▸ **Records for processing**
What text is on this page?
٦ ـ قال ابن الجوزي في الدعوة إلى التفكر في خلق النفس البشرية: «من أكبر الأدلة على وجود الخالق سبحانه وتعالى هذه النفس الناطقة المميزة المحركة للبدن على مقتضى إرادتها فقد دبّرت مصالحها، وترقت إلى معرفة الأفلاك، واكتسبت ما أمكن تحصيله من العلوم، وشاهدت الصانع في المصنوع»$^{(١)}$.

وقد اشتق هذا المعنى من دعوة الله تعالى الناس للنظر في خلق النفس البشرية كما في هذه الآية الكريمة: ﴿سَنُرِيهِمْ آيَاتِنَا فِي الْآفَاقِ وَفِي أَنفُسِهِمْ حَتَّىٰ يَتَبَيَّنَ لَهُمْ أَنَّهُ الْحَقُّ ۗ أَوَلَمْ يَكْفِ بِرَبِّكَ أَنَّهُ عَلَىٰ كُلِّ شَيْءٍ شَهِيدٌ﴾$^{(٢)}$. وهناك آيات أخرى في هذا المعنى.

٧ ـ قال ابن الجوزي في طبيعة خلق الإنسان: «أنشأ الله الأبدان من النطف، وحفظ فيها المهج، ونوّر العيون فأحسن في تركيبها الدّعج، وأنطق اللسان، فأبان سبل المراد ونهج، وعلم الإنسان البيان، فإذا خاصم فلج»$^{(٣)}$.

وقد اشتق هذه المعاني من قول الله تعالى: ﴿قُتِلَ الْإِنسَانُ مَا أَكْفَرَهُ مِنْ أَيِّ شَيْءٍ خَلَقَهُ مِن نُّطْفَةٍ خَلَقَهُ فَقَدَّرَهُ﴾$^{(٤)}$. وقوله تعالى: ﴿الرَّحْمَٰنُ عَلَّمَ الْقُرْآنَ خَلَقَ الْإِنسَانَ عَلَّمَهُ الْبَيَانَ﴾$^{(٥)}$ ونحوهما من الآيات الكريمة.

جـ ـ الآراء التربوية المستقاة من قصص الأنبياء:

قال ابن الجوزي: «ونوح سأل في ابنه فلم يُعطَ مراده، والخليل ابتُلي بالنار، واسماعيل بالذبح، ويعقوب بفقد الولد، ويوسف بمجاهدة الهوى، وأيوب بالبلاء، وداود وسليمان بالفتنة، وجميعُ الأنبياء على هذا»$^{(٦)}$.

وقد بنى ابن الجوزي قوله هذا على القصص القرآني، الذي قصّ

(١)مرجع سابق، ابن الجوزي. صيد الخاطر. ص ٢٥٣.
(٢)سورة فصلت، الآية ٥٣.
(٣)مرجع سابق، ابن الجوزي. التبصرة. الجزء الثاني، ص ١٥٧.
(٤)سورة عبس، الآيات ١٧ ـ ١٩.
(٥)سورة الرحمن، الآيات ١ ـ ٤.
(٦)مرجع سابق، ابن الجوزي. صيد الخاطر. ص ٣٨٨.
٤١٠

==

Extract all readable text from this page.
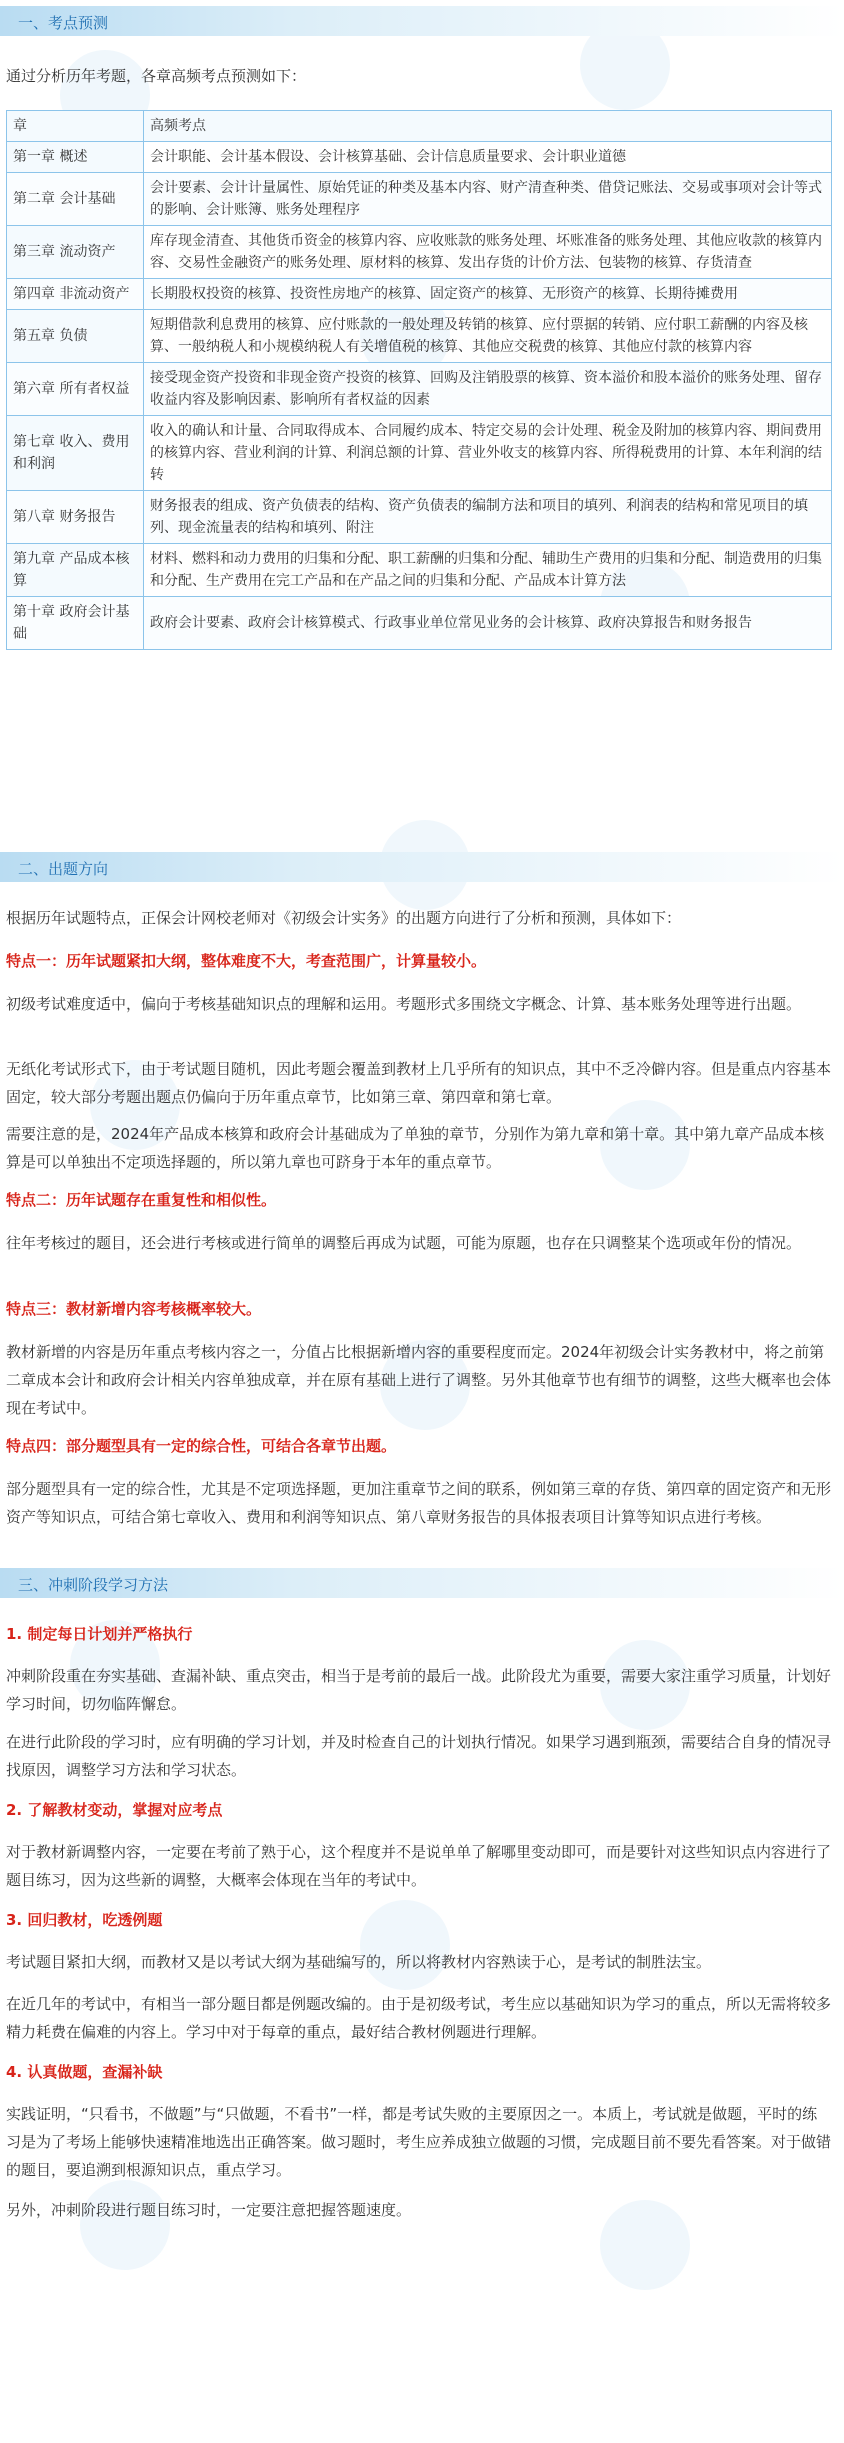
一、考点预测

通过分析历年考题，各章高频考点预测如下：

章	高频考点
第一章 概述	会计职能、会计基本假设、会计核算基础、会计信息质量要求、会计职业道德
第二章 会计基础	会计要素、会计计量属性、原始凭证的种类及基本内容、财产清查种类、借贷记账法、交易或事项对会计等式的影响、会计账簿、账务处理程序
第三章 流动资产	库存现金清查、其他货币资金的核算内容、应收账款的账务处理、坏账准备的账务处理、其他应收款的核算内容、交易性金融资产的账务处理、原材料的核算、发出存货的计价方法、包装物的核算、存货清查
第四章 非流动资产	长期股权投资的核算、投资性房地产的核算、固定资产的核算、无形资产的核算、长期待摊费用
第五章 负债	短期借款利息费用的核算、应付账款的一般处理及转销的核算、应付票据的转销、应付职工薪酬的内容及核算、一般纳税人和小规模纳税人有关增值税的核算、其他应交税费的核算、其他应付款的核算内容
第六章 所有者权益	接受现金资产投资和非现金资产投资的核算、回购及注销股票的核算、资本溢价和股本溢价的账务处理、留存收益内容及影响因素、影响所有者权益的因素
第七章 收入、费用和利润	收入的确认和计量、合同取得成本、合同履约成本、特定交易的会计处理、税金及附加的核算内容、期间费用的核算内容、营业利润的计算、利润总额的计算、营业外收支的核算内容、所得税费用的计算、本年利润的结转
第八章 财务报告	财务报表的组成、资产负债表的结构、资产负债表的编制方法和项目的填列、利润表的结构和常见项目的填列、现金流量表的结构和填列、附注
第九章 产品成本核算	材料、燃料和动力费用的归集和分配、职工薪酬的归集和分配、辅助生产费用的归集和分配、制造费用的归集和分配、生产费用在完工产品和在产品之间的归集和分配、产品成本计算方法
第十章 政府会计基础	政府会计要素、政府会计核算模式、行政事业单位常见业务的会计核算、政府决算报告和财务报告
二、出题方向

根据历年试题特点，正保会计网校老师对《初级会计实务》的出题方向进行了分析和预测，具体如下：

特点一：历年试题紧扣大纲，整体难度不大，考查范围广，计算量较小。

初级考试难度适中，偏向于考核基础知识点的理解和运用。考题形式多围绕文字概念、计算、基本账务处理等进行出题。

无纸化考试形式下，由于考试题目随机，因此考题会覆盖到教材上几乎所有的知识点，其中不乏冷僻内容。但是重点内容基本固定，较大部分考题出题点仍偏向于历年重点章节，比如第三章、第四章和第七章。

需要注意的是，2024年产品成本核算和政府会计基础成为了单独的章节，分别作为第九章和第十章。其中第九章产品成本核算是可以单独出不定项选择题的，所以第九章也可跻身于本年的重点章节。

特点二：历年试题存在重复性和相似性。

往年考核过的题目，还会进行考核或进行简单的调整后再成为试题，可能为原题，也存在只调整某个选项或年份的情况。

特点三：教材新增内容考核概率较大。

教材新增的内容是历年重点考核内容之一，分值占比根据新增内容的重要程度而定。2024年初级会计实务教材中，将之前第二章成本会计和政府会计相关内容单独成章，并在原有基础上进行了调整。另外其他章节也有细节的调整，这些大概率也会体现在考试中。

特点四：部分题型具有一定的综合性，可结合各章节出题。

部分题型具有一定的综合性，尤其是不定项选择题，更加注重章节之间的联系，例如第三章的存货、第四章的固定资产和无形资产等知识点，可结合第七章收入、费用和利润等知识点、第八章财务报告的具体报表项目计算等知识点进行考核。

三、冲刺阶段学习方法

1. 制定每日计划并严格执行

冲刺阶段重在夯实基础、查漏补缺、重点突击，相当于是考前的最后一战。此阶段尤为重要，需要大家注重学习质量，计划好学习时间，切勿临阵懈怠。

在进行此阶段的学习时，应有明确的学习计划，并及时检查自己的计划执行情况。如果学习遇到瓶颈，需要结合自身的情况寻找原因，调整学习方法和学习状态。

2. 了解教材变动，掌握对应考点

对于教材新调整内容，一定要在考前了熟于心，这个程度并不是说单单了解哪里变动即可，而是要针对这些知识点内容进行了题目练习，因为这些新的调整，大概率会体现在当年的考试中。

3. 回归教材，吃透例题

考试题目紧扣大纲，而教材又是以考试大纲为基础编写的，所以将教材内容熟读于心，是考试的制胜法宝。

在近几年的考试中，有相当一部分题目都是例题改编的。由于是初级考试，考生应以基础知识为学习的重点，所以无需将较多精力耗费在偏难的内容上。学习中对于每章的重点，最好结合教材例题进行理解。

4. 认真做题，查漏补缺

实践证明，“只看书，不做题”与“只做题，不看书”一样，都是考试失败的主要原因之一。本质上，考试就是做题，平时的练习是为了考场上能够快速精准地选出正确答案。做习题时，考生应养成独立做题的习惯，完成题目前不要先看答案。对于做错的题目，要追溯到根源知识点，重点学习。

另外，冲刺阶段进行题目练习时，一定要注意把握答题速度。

▸ **What is asked**
From the data above, copy each line that holds "سابق".

▸ **Result for this exercise**
(١)مرجع سابق، ابن الجوزي. صيد الخاطر. ص ٢٥٣.
(٣)مرجع سابق، ابن الجوزي. التبصرة. الجزء الثاني، ص ١٥٧.
(٦)مرجع سابق، ابن الجوزي. صيد الخاطر. ص ٣٨٨.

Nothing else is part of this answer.